Saved entries:
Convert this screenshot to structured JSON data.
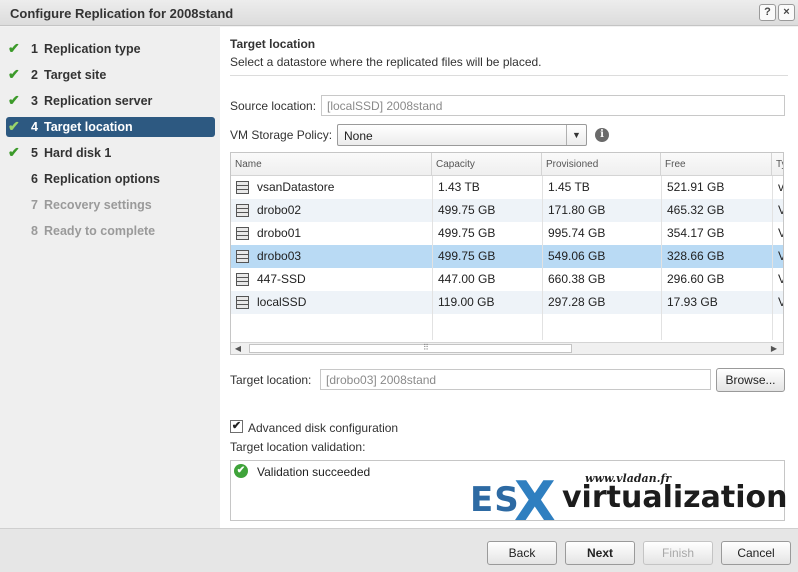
{
  "window": {
    "title": "Configure Replication for 2008stand",
    "help_label": "?",
    "close_label": "×"
  },
  "steps": [
    {
      "num": "1",
      "label": "Replication type",
      "state": "done"
    },
    {
      "num": "2",
      "label": "Target site",
      "state": "done"
    },
    {
      "num": "3",
      "label": "Replication server",
      "state": "done"
    },
    {
      "num": "4",
      "label": "Target location",
      "state": "active"
    },
    {
      "num": "5",
      "label": "Hard disk 1",
      "state": "done"
    },
    {
      "num": "6",
      "label": "Replication options",
      "state": "pending"
    },
    {
      "num": "7",
      "label": "Recovery settings",
      "state": "future"
    },
    {
      "num": "8",
      "label": "Ready to complete",
      "state": "future"
    }
  ],
  "page": {
    "title": "Target location",
    "subtitle": "Select a datastore where the replicated files will be placed."
  },
  "source_location": {
    "label": "Source location:",
    "value": "[localSSD] 2008stand"
  },
  "storage_policy": {
    "label": "VM Storage Policy:",
    "value": "None"
  },
  "datastore_grid": {
    "columns": [
      "Name",
      "Capacity",
      "Provisioned",
      "Free",
      "Ty"
    ],
    "rows": [
      {
        "name": "vsanDatastore",
        "capacity": "1.43 TB",
        "provisioned": "1.45 TB",
        "free": "521.91 GB",
        "type": "v"
      },
      {
        "name": "drobo02",
        "capacity": "499.75 GB",
        "provisioned": "171.80 GB",
        "free": "465.32 GB",
        "type": "V"
      },
      {
        "name": "drobo01",
        "capacity": "499.75 GB",
        "provisioned": "995.74 GB",
        "free": "354.17 GB",
        "type": "V"
      },
      {
        "name": "drobo03",
        "capacity": "499.75 GB",
        "provisioned": "549.06 GB",
        "free": "328.66 GB",
        "type": "V"
      },
      {
        "name": "447-SSD",
        "capacity": "447.00 GB",
        "provisioned": "660.38 GB",
        "free": "296.60 GB",
        "type": "V"
      },
      {
        "name": "localSSD",
        "capacity": "119.00 GB",
        "provisioned": "297.28 GB",
        "free": "17.93 GB",
        "type": "V"
      }
    ],
    "selected_row": "drobo03",
    "scroll_grip": "⠿"
  },
  "target_location": {
    "label": "Target location:",
    "value": "[drobo03] 2008stand",
    "browse_label": "Browse..."
  },
  "advanced": {
    "label": "Advanced disk configuration",
    "checked": true
  },
  "validation": {
    "label": "Target location validation:",
    "message": "Validation succeeded"
  },
  "watermark": {
    "url": "www.vladan.fr",
    "brand_es": "ES",
    "brand_x": "X",
    "brand_rest": "virtualization"
  },
  "footer": {
    "back": "Back",
    "next": "Next",
    "finish": "Finish",
    "cancel": "Cancel"
  },
  "colors": {
    "active_step_bg": "#2d5981",
    "selected_row_bg": "#b9daf4",
    "check_green": "#3c9a2a"
  }
}
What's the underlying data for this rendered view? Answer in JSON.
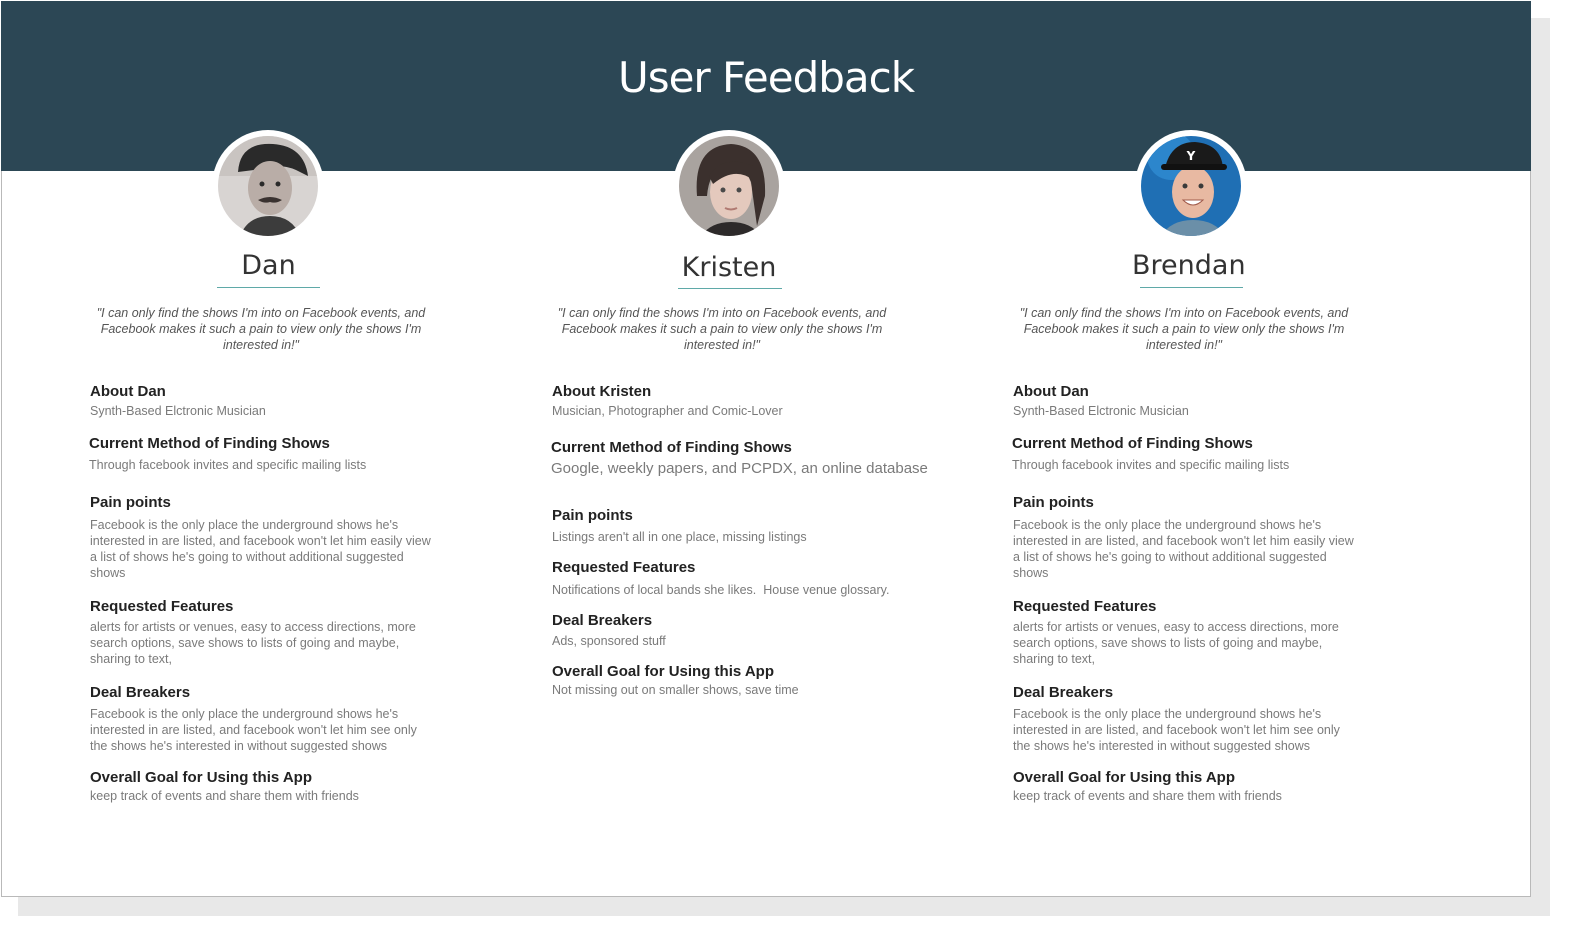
{
  "title": "User Feedback",
  "colors": {
    "header": "#2c4755",
    "accent": "#5fa9a8"
  },
  "personas": [
    {
      "name": "Dan",
      "avatar": "dan-photo",
      "quote": "\"I can only find the shows I'm into on Facebook events, and Facebook makes it such a pain to view only the shows I'm interested in!\"",
      "about_heading": "About Dan",
      "about": "Synth-Based Elctronic Musician",
      "method_heading": "Current Method of Finding Shows",
      "method": "Through facebook invites and specific mailing lists",
      "pain_heading": "Pain points",
      "pain": "Facebook is the only place the underground shows he's interested in are listed, and facebook won't let him easily view a list of shows he's going to without additional suggested shows",
      "features_heading": "Requested Features",
      "features": "alerts for artists or venues, easy to access directions, more search options, save shows to lists of going and maybe, sharing to text,",
      "breakers_heading": "Deal Breakers",
      "breakers": "Facebook is the only place the underground shows he's interested in are listed, and facebook won't let him see only the shows he's interested in without suggested shows",
      "goal_heading": "Overall Goal for Using this App",
      "goal": "keep track of events and share them with friends"
    },
    {
      "name": "Kristen",
      "avatar": "kristen-photo",
      "quote": "\"I can only find the shows I'm into on Facebook events, and Facebook makes it such a pain to view only the shows I'm interested in!\"",
      "about_heading": "About Kristen",
      "about": "Musician, Photographer and Comic-Lover",
      "method_heading": "Current Method of Finding Shows",
      "method": "Google, weekly papers, and PCPDX, an online database",
      "pain_heading": "Pain points",
      "pain": "Listings aren't all in one place, missing listings",
      "features_heading": "Requested Features",
      "features": "Notifications of local bands she likes.  House venue glossary.",
      "breakers_heading": "Deal Breakers",
      "breakers": "Ads, sponsored stuff",
      "goal_heading": "Overall Goal for Using this App",
      "goal": "Not missing out on smaller shows, save time"
    },
    {
      "name": "Brendan",
      "avatar": "brendan-photo",
      "quote": "\"I can only find the shows I'm into on Facebook events, and Facebook makes it such a pain to view only the shows I'm interested in!\"",
      "about_heading": "About Dan",
      "about": "Synth-Based Elctronic Musician",
      "method_heading": "Current Method of Finding Shows",
      "method": "Through facebook invites and specific mailing lists",
      "pain_heading": "Pain points",
      "pain": "Facebook is the only place the underground shows he's interested in are listed, and facebook won't let him easily view a list of shows he's going to without additional suggested shows",
      "features_heading": "Requested Features",
      "features": "alerts for artists or venues, easy to access directions, more search options, save shows to lists of going and maybe, sharing to text,",
      "breakers_heading": "Deal Breakers",
      "breakers": "Facebook is the only place the underground shows he's interested in are listed, and facebook won't let him see only the shows he's interested in without suggested shows",
      "goal_heading": "Overall Goal for Using this App",
      "goal": "keep track of events and share them with friends"
    }
  ]
}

== GIVEN INSTRUCTION ==
Without the pictures, restate each entry exactly.

== ANSWER TO THIS TASK ==
Convert this screenshot to structured JSON data.
{
  "window": {
    "title": "Configure Replication for 2008stand",
    "help_label": "?",
    "close_label": "×"
  },
  "steps": [
    {
      "num": "1",
      "label": "Replication type",
      "state": "done"
    },
    {
      "num": "2",
      "label": "Target site",
      "state": "done"
    },
    {
      "num": "3",
      "label": "Replication server",
      "state": "done"
    },
    {
      "num": "4",
      "label": "Target location",
      "state": "active"
    },
    {
      "num": "5",
      "label": "Hard disk 1",
      "state": "done"
    },
    {
      "num": "6",
      "label": "Replication options",
      "state": "pending"
    },
    {
      "num": "7",
      "label": "Recovery settings",
      "state": "future"
    },
    {
      "num": "8",
      "label": "Ready to complete",
      "state": "future"
    }
  ],
  "page": {
    "title": "Target location",
    "subtitle": "Select a datastore where the replicated files will be placed."
  },
  "source_location": {
    "label": "Source location:",
    "value": "[localSSD] 2008stand"
  },
  "storage_policy": {
    "label": "VM Storage Policy:",
    "value": "None"
  },
  "datastore_grid": {
    "columns": [
      "Name",
      "Capacity",
      "Provisioned",
      "Free",
      "Ty"
    ],
    "rows": [
      {
        "name": "vsanDatastore",
        "capacity": "1.43 TB",
        "provisioned": "1.45 TB",
        "free": "521.91 GB",
        "type": "v"
      },
      {
        "name": "drobo02",
        "capacity": "499.75 GB",
        "provisioned": "171.80 GB",
        "free": "465.32 GB",
        "type": "V"
      },
      {
        "name": "drobo01",
        "capacity": "499.75 GB",
        "provisioned": "995.74 GB",
        "free": "354.17 GB",
        "type": "V"
      },
      {
        "name": "drobo03",
        "capacity": "499.75 GB",
        "provisioned": "549.06 GB",
        "free": "328.66 GB",
        "type": "V"
      },
      {
        "name": "447-SSD",
        "capacity": "447.00 GB",
        "provisioned": "660.38 GB",
        "free": "296.60 GB",
        "type": "V"
      },
      {
        "name": "localSSD",
        "capacity": "119.00 GB",
        "provisioned": "297.28 GB",
        "free": "17.93 GB",
        "type": "V"
      }
    ],
    "selected_row": "drobo03",
    "scroll_grip": "⠿"
  },
  "target_location": {
    "label": "Target location:",
    "value": "[drobo03] 2008stand",
    "browse_label": "Browse..."
  },
  "advanced": {
    "label": "Advanced disk configuration",
    "checked": true
  },
  "validation": {
    "label": "Target location validation:",
    "message": "Validation succeeded"
  },
  "watermark": {
    "url": "www.vladan.fr",
    "brand_es": "ES",
    "brand_x": "X",
    "brand_rest": "virtualization"
  },
  "footer": {
    "back": "Back",
    "next": "Next",
    "finish": "Finish",
    "cancel": "Cancel"
  },
  "colors": {
    "active_step_bg": "#2d5981",
    "selected_row_bg": "#b9daf4",
    "check_green": "#3c9a2a"
  }
}
What's the underlying data for this rendered view? Answer in JSON.
{
  "title": "User Feedback",
  "colors": {
    "header": "#2c4755",
    "accent": "#5fa9a8"
  },
  "personas": [
    {
      "name": "Dan",
      "avatar": "dan-photo",
      "quote": "\"I can only find the shows I'm into on Facebook events, and Facebook makes it such a pain to view only the shows I'm interested in!\"",
      "about_heading": "About Dan",
      "about": "Synth-Based Elctronic Musician",
      "method_heading": "Current Method of Finding Shows",
      "method": "Through facebook invites and specific mailing lists",
      "pain_heading": "Pain points",
      "pain": "Facebook is the only place the underground shows he's interested in are listed, and facebook won't let him easily view a list of shows he's going to without additional suggested shows",
      "features_heading": "Requested Features",
      "features": "alerts for artists or venues, easy to access directions, more search options, save shows to lists of going and maybe, sharing to text,",
      "breakers_heading": "Deal Breakers",
      "breakers": "Facebook is the only place the underground shows he's interested in are listed, and facebook won't let him see only the shows he's interested in without suggested shows",
      "goal_heading": "Overall Goal for Using this App",
      "goal": "keep track of events and share them with friends"
    },
    {
      "name": "Kristen",
      "avatar": "kristen-photo",
      "quote": "\"I can only find the shows I'm into on Facebook events, and Facebook makes it such a pain to view only the shows I'm interested in!\"",
      "about_heading": "About Kristen",
      "about": "Musician, Photographer and Comic-Lover",
      "method_heading": "Current Method of Finding Shows",
      "method": "Google, weekly papers, and PCPDX, an online database",
      "pain_heading": "Pain points",
      "pain": "Listings aren't all in one place, missing listings",
      "features_heading": "Requested Features",
      "features": "Notifications of local bands she likes.  House venue glossary.",
      "breakers_heading": "Deal Breakers",
      "breakers": "Ads, sponsored stuff",
      "goal_heading": "Overall Goal for Using this App",
      "goal": "Not missing out on smaller shows, save time"
    },
    {
      "name": "Brendan",
      "avatar": "brendan-photo",
      "quote": "\"I can only find the shows I'm into on Facebook events, and Facebook makes it such a pain to view only the shows I'm interested in!\"",
      "about_heading": "About Dan",
      "about": "Synth-Based Elctronic Musician",
      "method_heading": "Current Method of Finding Shows",
      "method": "Through facebook invites and specific mailing lists",
      "pain_heading": "Pain points",
      "pain": "Facebook is the only place the underground shows he's interested in are listed, and facebook won't let him easily view a list of shows he's going to without additional suggested shows",
      "features_heading": "Requested Features",
      "features": "alerts for artists or venues, easy to access directions, more search options, save shows to lists of going and maybe, sharing to text,",
      "breakers_heading": "Deal Breakers",
      "breakers": "Facebook is the only place the underground shows he's interested in are listed, and facebook won't let him see only the shows he's interested in without suggested shows",
      "goal_heading": "Overall Goal for Using this App",
      "goal": "keep track of events and share them with friends"
    }
  ]
}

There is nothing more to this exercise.